Problem statement: Below is a listing to transcribe in full and exactly; keep the pictures out.

Chart and figure data:

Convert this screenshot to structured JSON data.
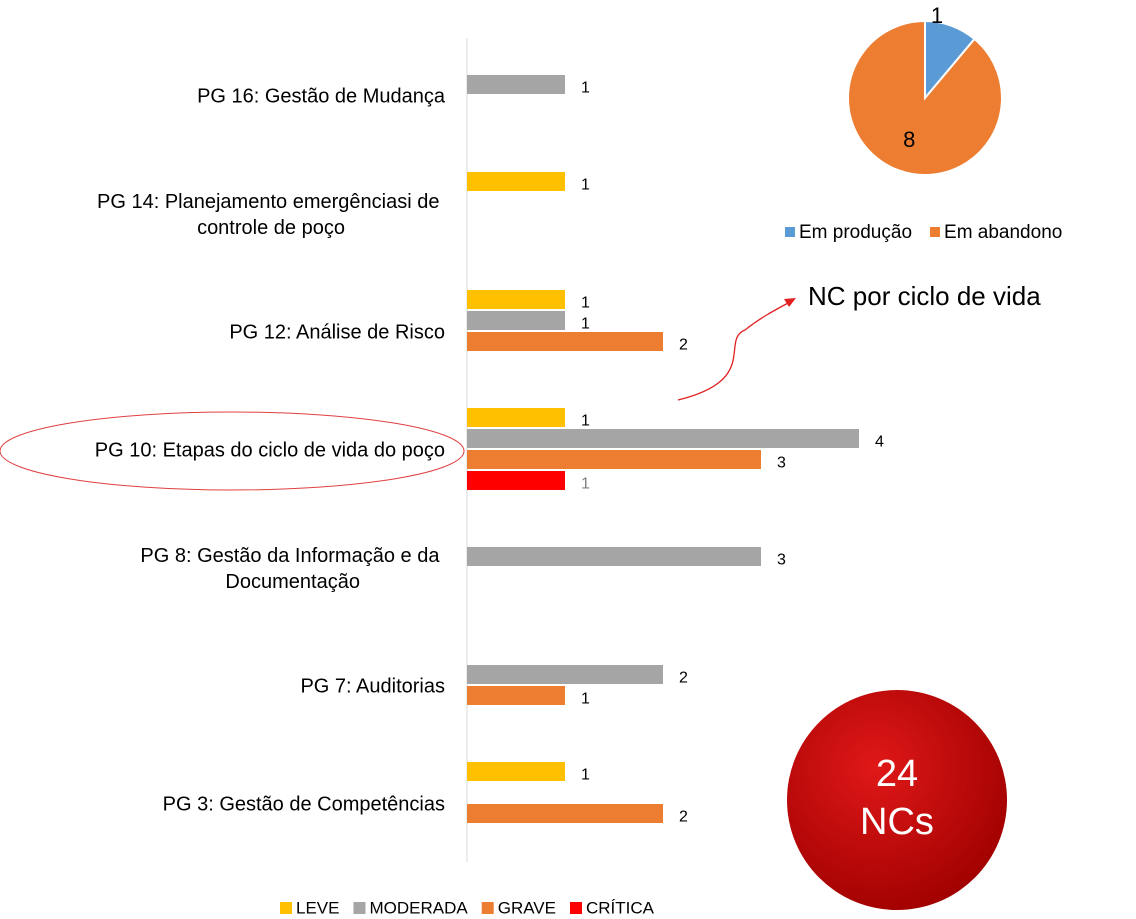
{
  "chart_data": [
    {
      "type": "bar",
      "categories": [
        "PG 16: Gestão de Mudança",
        "PG 14: Planejamento emergênciasi de controle de poço",
        "PG 12: Análise de Risco",
        "PG 10: Etapas do ciclo de vida do poço",
        "PG 8: Gestão da Informação e da Documentação",
        "PG 7: Auditorias",
        "PG 3: Gestão de Competências"
      ],
      "series": [
        {
          "name": "LEVE",
          "color": "#FFC000",
          "values": [
            null,
            1,
            1,
            1,
            null,
            null,
            1
          ]
        },
        {
          "name": "MODERADA",
          "color": "#A5A5A5",
          "values": [
            1,
            null,
            1,
            4,
            3,
            2,
            null
          ]
        },
        {
          "name": "GRAVE",
          "color": "#ED7D31",
          "values": [
            null,
            null,
            2,
            3,
            null,
            1,
            2
          ]
        },
        {
          "name": "CRÍTICA",
          "color": "#FF0000",
          "values": [
            null,
            null,
            null,
            1,
            null,
            null,
            null
          ]
        }
      ],
      "xlim": [
        0,
        4.5
      ]
    },
    {
      "type": "pie",
      "categories": [
        "Em produção",
        "Em abandono"
      ],
      "values": [
        1,
        8
      ],
      "colors": [
        "#5B9BD5",
        "#ED7D31"
      ]
    }
  ],
  "annotation": "NC por ciclo de vida",
  "badge": {
    "count": 24,
    "unit": "NCs"
  }
}
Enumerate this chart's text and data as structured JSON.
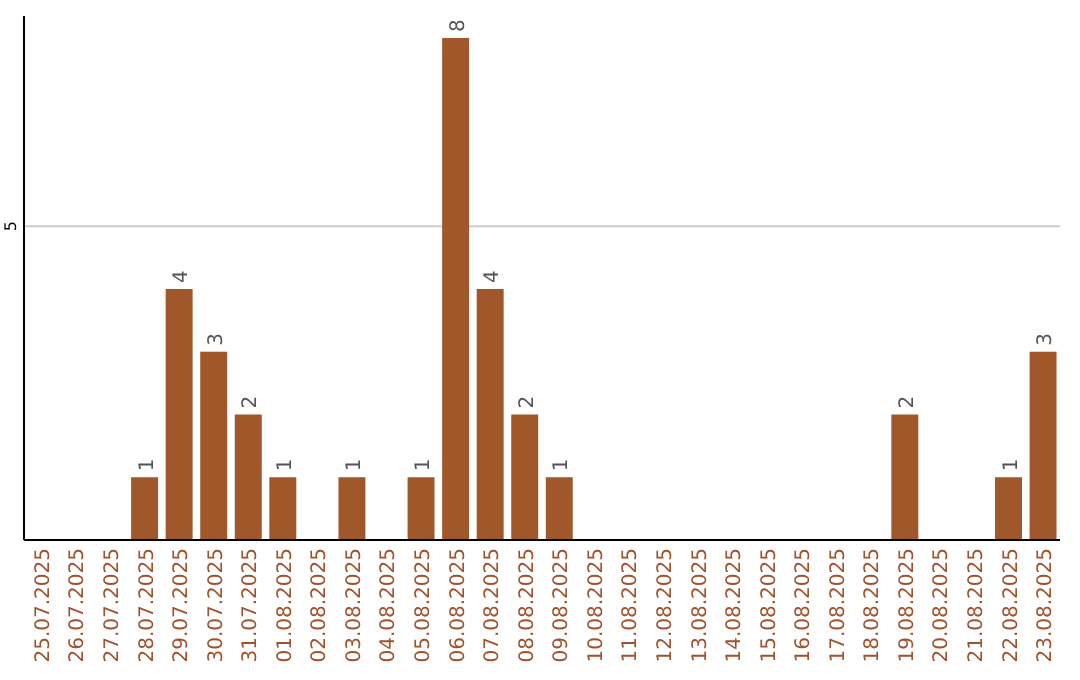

Output for this exercise:
Convert this screenshot to structured JSON data.
{
  "chart_data": [
    {
      "type": "bar",
      "categories": [
        "PG 16: Gestão de Mudança",
        "PG 14: Planejamento emergênciasi de controle de poço",
        "PG 12: Análise de Risco",
        "PG 10: Etapas do ciclo de vida do poço",
        "PG 8: Gestão da Informação e da Documentação",
        "PG 7: Auditorias",
        "PG 3: Gestão de Competências"
      ],
      "series": [
        {
          "name": "LEVE",
          "color": "#FFC000",
          "values": [
            null,
            1,
            1,
            1,
            null,
            null,
            1
          ]
        },
        {
          "name": "MODERADA",
          "color": "#A5A5A5",
          "values": [
            1,
            null,
            1,
            4,
            3,
            2,
            null
          ]
        },
        {
          "name": "GRAVE",
          "color": "#ED7D31",
          "values": [
            null,
            null,
            2,
            3,
            null,
            1,
            2
          ]
        },
        {
          "name": "CRÍTICA",
          "color": "#FF0000",
          "values": [
            null,
            null,
            null,
            1,
            null,
            null,
            null
          ]
        }
      ],
      "xlim": [
        0,
        4.5
      ]
    },
    {
      "type": "pie",
      "categories": [
        "Em produção",
        "Em abandono"
      ],
      "values": [
        1,
        8
      ],
      "colors": [
        "#5B9BD5",
        "#ED7D31"
      ]
    }
  ],
  "annotation": "NC por ciclo de vida",
  "badge": {
    "count": 24,
    "unit": "NCs"
  }
}
Enumerate this chart's text and data as structured JSON.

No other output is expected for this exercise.